GIVEN EXERCISE >> Gather all lines from the material that contain the word "какъ".

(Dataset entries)
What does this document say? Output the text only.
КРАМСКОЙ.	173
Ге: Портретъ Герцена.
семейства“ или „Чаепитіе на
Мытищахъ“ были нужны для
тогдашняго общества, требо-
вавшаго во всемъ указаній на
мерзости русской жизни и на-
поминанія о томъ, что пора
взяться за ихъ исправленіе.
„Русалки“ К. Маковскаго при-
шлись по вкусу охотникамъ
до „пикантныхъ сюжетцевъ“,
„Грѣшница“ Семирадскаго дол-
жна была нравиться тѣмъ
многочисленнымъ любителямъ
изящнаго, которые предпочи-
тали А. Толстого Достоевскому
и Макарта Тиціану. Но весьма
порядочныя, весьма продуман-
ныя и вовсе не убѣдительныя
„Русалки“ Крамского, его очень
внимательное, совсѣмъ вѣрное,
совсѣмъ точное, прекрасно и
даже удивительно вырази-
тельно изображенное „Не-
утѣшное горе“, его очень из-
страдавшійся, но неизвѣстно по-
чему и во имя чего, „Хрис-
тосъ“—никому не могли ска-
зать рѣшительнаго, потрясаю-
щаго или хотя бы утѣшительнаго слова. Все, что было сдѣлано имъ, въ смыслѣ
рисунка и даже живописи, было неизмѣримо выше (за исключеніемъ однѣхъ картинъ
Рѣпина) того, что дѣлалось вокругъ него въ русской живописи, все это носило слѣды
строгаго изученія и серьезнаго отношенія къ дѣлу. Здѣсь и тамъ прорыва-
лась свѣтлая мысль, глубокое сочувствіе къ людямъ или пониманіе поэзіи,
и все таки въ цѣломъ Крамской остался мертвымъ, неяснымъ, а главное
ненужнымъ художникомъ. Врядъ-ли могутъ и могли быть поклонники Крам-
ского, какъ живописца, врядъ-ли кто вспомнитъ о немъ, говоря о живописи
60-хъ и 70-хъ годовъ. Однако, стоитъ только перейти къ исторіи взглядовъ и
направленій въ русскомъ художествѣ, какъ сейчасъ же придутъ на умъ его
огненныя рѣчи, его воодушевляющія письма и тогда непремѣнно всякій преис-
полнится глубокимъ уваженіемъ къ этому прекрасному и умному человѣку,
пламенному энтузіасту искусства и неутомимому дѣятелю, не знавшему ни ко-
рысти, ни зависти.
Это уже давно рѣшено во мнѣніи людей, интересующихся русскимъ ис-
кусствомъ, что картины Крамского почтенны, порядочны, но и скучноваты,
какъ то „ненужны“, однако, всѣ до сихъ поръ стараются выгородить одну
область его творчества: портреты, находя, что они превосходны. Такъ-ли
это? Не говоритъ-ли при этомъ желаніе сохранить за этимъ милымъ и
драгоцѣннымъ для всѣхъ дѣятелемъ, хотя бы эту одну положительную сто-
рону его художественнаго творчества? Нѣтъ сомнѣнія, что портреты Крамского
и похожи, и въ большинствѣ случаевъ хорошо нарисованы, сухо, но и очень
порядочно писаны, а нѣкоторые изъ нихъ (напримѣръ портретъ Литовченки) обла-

EXERCISE RESPONSE >>
ского, какъ живописца, врядъ-ли кто вспомнитъ о немъ, говоря о живописи
направленій въ русскомъ художествѣ, какъ сейчасъ же придутъ на умъ его
какъ то „ненужны“, однако, всѣ до сихъ поръ стараются выгородить одну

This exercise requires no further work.